Directive: All of the data should be output character for character, except the pictures.

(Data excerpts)
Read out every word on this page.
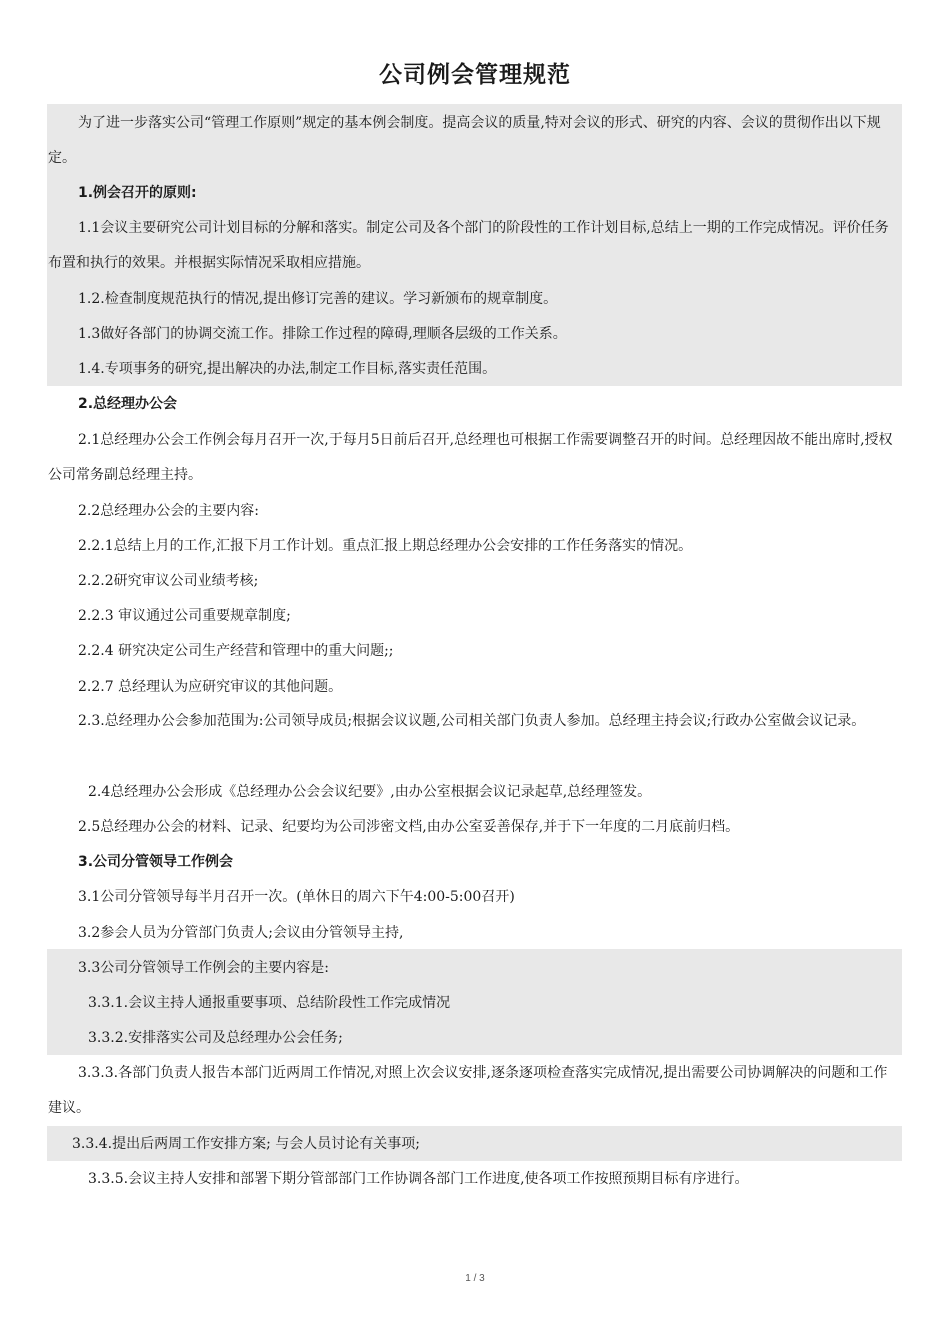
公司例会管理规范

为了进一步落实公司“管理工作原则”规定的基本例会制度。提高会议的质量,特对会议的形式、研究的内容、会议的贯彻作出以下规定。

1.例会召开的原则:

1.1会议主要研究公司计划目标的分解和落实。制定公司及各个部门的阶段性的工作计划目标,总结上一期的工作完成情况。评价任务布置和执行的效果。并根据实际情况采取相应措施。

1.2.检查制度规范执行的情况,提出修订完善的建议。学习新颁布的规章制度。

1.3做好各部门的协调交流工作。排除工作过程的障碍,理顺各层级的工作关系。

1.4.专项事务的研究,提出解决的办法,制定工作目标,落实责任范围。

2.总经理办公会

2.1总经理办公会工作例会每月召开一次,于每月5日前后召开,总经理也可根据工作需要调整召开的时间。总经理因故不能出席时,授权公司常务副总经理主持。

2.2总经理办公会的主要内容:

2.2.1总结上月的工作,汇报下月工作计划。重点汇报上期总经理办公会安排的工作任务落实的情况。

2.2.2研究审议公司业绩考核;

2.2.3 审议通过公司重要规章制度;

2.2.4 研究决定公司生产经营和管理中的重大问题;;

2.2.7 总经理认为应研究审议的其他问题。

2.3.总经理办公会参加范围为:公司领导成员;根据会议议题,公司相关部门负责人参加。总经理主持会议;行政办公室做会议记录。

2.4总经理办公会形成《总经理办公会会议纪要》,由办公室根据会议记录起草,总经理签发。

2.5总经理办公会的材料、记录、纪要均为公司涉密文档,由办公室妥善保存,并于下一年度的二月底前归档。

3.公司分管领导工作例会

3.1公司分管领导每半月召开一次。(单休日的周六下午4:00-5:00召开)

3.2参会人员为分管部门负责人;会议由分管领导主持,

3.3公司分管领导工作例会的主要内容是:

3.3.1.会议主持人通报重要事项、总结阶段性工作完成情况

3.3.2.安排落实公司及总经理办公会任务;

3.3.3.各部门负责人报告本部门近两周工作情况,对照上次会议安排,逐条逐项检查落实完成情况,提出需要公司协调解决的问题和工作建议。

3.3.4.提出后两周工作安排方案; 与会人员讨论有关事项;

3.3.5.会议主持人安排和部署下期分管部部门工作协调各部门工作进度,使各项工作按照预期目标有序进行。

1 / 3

Result of this exercise:
Read out every word on this page.
公司例会管理规范

为了进一步落实公司“管理工作原则”规定的基本例会制度。提高会议的质量,特对会议的形式、研究的内容、会议的贯彻作出以下规定。

1.例会召开的原则:

1.1会议主要研究公司计划目标的分解和落实。制定公司及各个部门的阶段性的工作计划目标,总结上一期的工作完成情况。评价任务布置和执行的效果。并根据实际情况采取相应措施。

1.2.检查制度规范执行的情况,提出修订完善的建议。学习新颁布的规章制度。

1.3做好各部门的协调交流工作。排除工作过程的障碍,理顺各层级的工作关系。

1.4.专项事务的研究,提出解决的办法,制定工作目标,落实责任范围。

2.总经理办公会

2.1总经理办公会工作例会每月召开一次,于每月5日前后召开,总经理也可根据工作需要调整召开的时间。总经理因故不能出席时,授权公司常务副总经理主持。

2.2总经理办公会的主要内容:

2.2.1总结上月的工作,汇报下月工作计划。重点汇报上期总经理办公会安排的工作任务落实的情况。

2.2.2研究审议公司业绩考核;

2.2.3 审议通过公司重要规章制度;

2.2.4 研究决定公司生产经营和管理中的重大问题;;

2.2.7 总经理认为应研究审议的其他问题。

2.3.总经理办公会参加范围为:公司领导成员;根据会议议题,公司相关部门负责人参加。总经理主持会议;行政办公室做会议记录。

2.4总经理办公会形成《总经理办公会会议纪要》,由办公室根据会议记录起草,总经理签发。

2.5总经理办公会的材料、记录、纪要均为公司涉密文档,由办公室妥善保存,并于下一年度的二月底前归档。

3.公司分管领导工作例会

3.1公司分管领导每半月召开一次。(单休日的周六下午4:00-5:00召开)

3.2参会人员为分管部门负责人;会议由分管领导主持,

3.3公司分管领导工作例会的主要内容是:

3.3.1.会议主持人通报重要事项、总结阶段性工作完成情况

3.3.2.安排落实公司及总经理办公会任务;

3.3.3.各部门负责人报告本部门近两周工作情况,对照上次会议安排,逐条逐项检查落实完成情况,提出需要公司协调解决的问题和工作建议。

3.3.4.提出后两周工作安排方案; 与会人员讨论有关事项;

3.3.5.会议主持人安排和部署下期分管部部门工作协调各部门工作进度,使各项工作按照预期目标有序进行。

1 / 3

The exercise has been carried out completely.